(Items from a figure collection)
___

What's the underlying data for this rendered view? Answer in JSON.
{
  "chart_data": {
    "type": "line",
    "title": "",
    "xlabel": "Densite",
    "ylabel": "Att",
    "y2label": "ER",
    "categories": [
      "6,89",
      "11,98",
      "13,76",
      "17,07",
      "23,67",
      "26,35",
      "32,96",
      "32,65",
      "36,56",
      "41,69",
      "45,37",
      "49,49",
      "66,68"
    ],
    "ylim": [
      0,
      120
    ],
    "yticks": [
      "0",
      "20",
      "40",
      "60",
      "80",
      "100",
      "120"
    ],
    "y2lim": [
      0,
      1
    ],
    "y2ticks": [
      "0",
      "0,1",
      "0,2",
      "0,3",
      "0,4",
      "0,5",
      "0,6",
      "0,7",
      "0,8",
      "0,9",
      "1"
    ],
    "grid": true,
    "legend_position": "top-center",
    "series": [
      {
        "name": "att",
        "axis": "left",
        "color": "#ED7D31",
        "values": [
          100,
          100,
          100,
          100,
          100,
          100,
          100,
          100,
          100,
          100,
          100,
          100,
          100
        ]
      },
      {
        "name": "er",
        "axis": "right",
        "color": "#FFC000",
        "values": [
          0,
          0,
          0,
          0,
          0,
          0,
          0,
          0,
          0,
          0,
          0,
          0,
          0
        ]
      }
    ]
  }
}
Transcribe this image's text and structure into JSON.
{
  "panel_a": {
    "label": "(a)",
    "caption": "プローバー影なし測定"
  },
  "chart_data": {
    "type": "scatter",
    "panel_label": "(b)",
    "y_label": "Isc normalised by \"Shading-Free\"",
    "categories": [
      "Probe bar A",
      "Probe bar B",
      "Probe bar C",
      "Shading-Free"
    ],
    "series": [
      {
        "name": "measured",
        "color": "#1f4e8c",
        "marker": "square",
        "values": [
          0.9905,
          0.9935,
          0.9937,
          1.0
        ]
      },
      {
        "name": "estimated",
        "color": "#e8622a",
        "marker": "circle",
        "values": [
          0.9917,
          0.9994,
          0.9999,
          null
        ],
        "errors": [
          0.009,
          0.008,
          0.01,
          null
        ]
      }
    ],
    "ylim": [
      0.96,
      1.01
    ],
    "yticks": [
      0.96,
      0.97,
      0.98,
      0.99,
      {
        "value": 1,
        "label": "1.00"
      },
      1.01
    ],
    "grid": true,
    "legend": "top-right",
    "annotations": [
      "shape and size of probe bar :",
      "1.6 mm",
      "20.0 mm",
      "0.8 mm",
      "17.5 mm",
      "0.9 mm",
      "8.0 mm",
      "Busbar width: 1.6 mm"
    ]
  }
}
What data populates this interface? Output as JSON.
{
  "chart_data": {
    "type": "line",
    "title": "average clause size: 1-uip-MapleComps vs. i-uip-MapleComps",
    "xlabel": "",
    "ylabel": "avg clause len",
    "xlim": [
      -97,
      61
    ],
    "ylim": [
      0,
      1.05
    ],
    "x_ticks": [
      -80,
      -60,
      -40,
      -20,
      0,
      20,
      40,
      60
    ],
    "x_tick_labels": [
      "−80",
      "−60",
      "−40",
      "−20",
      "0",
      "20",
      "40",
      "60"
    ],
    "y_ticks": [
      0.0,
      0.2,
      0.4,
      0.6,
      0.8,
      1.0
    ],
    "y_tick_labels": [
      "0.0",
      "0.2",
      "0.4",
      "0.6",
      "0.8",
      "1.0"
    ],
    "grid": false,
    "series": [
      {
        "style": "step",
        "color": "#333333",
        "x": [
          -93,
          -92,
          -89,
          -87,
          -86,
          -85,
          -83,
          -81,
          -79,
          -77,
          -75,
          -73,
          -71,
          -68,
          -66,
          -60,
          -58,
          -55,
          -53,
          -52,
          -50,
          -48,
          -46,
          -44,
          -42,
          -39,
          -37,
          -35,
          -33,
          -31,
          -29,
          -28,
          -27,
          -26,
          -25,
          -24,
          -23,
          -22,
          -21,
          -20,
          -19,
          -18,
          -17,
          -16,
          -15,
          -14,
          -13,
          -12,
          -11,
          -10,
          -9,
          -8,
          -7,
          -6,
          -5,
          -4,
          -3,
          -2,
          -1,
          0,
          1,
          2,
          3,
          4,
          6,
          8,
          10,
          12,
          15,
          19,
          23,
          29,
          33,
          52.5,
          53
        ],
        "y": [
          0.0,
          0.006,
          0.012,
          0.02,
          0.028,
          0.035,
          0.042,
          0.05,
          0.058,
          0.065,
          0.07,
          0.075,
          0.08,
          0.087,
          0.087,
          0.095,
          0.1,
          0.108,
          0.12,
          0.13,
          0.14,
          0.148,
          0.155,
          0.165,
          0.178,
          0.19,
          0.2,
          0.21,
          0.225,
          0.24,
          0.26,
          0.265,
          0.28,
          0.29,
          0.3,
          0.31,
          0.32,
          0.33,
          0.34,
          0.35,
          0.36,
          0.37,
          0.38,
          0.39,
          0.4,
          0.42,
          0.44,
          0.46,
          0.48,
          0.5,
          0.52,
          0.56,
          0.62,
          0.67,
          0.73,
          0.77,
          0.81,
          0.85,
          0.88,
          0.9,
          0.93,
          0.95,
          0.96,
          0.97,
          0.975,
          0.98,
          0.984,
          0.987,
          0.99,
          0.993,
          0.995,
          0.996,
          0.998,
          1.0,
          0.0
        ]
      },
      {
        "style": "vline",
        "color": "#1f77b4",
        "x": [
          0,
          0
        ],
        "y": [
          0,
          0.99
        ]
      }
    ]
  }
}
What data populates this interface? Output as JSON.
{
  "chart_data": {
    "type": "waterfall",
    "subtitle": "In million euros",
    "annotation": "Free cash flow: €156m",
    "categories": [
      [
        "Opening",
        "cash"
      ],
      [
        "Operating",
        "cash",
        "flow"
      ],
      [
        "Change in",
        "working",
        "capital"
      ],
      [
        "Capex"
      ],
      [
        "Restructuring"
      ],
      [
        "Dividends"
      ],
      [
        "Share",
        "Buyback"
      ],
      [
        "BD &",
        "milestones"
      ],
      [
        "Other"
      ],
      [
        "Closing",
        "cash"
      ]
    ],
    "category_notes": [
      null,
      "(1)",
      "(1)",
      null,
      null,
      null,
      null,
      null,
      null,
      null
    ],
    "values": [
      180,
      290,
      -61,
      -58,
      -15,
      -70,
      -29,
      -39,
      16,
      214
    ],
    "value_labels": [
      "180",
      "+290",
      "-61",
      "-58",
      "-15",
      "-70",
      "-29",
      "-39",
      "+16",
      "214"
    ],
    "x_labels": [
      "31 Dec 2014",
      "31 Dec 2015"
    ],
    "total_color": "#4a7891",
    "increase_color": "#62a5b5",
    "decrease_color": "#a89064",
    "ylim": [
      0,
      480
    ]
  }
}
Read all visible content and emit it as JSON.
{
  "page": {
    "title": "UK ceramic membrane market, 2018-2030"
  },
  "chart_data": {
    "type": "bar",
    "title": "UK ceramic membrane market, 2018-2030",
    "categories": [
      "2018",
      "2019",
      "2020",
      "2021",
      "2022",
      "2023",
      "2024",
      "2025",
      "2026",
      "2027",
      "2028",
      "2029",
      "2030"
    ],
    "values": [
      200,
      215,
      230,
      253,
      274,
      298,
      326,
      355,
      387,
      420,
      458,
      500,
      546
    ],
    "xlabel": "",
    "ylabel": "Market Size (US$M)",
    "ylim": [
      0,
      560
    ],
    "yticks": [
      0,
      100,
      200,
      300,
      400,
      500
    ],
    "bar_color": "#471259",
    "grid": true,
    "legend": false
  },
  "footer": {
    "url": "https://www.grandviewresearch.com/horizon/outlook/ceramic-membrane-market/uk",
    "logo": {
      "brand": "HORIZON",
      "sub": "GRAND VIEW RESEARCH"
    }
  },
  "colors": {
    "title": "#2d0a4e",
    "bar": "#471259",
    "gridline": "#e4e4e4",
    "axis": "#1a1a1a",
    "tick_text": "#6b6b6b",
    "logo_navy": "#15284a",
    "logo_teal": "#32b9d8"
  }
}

___

- **Written task**
Go through the records and pull out each line that includes the word "Shading".

- **Exercise answer**
    "y_label": "Isc normalised by \"Shading-Free\"",
      "Shading-Free"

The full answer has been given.